__Chart and figure data__.
---
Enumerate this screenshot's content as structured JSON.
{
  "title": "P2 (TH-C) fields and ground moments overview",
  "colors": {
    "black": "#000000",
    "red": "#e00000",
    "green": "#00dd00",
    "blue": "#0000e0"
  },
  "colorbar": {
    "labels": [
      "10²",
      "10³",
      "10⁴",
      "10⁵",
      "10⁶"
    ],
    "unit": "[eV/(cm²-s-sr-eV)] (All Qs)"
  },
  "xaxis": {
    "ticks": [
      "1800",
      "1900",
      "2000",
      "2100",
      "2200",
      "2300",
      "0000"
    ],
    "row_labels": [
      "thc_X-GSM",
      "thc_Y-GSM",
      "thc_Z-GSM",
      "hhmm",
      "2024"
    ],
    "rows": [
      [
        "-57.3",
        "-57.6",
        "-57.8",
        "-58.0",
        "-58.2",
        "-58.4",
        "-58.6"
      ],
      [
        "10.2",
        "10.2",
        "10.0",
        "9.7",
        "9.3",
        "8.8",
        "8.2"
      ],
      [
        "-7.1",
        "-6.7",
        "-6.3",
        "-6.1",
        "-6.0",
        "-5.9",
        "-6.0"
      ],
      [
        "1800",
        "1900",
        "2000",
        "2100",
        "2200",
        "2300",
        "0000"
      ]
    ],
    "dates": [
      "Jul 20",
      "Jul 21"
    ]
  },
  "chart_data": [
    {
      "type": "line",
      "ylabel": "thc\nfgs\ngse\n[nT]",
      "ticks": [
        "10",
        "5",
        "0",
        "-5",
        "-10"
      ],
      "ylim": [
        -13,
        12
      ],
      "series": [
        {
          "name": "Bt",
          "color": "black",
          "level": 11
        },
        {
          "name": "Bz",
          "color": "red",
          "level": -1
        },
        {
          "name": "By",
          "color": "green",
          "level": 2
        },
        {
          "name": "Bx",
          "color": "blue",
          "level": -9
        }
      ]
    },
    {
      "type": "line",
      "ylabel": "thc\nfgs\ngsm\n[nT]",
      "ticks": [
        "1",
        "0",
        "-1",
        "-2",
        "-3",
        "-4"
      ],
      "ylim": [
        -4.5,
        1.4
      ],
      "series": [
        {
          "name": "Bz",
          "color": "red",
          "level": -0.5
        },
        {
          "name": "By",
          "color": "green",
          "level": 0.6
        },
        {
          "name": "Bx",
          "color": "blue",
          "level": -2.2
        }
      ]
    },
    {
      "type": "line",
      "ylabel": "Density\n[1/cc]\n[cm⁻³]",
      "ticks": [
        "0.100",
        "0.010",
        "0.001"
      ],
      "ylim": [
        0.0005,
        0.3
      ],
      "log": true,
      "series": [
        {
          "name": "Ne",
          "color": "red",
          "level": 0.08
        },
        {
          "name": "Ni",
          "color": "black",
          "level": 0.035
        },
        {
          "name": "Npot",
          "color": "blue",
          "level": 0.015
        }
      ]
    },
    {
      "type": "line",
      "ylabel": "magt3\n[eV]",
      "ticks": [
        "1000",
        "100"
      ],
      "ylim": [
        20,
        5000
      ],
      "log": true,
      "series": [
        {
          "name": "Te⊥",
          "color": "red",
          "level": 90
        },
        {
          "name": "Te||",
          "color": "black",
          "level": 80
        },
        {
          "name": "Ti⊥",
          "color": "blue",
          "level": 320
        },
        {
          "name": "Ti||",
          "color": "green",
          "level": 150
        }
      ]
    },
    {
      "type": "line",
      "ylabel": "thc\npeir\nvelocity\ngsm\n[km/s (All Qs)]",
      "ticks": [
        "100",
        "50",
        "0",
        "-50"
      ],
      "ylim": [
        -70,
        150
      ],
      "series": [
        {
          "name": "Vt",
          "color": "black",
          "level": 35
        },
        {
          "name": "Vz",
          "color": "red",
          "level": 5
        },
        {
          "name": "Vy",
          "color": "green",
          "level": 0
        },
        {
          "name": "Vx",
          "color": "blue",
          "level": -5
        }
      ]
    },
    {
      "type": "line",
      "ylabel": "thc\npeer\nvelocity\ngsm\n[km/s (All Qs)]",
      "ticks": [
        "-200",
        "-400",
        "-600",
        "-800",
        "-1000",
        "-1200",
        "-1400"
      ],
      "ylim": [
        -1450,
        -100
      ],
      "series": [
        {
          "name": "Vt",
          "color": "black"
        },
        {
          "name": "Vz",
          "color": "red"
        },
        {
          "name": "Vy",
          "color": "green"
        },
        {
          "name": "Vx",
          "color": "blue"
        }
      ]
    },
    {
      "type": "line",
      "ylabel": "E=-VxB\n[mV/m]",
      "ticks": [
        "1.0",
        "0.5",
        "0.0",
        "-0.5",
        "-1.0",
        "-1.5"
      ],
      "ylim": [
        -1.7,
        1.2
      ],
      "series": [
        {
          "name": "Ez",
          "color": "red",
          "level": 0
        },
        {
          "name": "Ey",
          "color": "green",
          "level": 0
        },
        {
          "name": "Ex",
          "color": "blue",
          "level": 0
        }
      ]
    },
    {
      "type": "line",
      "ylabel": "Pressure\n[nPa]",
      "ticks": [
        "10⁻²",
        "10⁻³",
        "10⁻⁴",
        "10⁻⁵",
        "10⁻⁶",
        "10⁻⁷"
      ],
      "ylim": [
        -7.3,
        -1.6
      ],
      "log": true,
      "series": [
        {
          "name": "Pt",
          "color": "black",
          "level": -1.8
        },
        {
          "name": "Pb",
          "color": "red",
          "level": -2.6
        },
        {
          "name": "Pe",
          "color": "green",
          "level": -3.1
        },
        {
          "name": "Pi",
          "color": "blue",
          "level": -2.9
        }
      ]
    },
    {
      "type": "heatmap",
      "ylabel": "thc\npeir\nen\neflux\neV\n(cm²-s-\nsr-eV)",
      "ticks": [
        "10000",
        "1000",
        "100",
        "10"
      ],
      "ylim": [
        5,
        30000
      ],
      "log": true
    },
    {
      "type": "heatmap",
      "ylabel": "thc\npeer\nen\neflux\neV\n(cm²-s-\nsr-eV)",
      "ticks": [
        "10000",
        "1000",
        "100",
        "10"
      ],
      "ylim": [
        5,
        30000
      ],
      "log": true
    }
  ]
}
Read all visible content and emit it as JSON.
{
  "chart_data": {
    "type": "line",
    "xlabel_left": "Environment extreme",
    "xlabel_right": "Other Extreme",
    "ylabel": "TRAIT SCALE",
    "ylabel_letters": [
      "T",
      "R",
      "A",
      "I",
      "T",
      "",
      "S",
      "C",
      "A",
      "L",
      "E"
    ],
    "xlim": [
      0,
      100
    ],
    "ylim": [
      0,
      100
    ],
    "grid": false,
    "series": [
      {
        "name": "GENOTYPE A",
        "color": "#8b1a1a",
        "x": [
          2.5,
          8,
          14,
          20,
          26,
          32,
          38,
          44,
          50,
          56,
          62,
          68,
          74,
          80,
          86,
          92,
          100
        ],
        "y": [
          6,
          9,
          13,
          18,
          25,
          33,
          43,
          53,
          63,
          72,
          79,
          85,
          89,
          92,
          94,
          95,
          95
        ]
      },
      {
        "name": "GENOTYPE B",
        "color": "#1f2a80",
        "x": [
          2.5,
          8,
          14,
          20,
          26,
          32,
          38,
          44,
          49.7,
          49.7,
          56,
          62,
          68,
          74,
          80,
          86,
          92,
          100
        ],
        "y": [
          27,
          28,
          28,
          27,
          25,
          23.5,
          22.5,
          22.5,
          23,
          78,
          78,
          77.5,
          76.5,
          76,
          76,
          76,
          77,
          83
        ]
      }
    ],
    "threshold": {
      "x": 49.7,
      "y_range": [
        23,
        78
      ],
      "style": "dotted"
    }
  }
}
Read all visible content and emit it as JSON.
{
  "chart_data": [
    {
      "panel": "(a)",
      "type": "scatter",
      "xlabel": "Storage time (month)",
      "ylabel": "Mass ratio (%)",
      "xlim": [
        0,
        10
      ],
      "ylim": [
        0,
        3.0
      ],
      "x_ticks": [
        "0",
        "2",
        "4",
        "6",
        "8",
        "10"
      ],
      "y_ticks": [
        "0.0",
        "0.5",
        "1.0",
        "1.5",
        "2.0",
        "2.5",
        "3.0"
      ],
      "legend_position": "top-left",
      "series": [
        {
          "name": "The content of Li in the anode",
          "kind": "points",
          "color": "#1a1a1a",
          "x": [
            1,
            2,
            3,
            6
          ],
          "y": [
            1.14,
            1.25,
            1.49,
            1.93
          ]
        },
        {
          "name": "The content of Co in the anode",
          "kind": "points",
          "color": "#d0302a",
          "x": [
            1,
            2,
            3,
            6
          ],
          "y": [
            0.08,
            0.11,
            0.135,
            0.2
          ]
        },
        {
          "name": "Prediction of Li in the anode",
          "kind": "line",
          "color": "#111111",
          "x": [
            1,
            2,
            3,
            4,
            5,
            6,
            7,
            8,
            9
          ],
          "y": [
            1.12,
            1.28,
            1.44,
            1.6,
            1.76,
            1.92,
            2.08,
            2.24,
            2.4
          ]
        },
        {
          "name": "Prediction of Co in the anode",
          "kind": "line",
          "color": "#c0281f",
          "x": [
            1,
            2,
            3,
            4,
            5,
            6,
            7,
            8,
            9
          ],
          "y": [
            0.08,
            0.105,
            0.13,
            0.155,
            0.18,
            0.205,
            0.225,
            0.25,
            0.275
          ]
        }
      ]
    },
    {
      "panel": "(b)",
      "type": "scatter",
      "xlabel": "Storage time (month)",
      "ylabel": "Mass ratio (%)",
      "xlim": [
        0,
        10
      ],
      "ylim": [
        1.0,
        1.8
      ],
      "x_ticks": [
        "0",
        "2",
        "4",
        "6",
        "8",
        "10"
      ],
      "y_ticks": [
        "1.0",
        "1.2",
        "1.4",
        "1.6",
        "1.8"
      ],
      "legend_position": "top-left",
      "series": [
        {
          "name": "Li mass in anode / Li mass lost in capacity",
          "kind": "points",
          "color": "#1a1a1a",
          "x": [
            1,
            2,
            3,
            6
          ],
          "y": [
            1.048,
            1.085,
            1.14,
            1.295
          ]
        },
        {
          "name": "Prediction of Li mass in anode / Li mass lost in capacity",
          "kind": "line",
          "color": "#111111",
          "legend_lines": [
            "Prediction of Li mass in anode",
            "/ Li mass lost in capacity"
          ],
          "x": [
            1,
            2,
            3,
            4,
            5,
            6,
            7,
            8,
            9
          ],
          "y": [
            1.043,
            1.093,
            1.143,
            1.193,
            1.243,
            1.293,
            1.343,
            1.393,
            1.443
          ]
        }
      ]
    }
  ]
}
---
__The request__.
Collect each line holding the string "lost".

__Right answer__.
          "name": "Li mass in anode / Li mass lost in capacity",
          "name": "Prediction of Li mass in anode / Li mass lost in capacity",
            "/ Li mass lost in capacity"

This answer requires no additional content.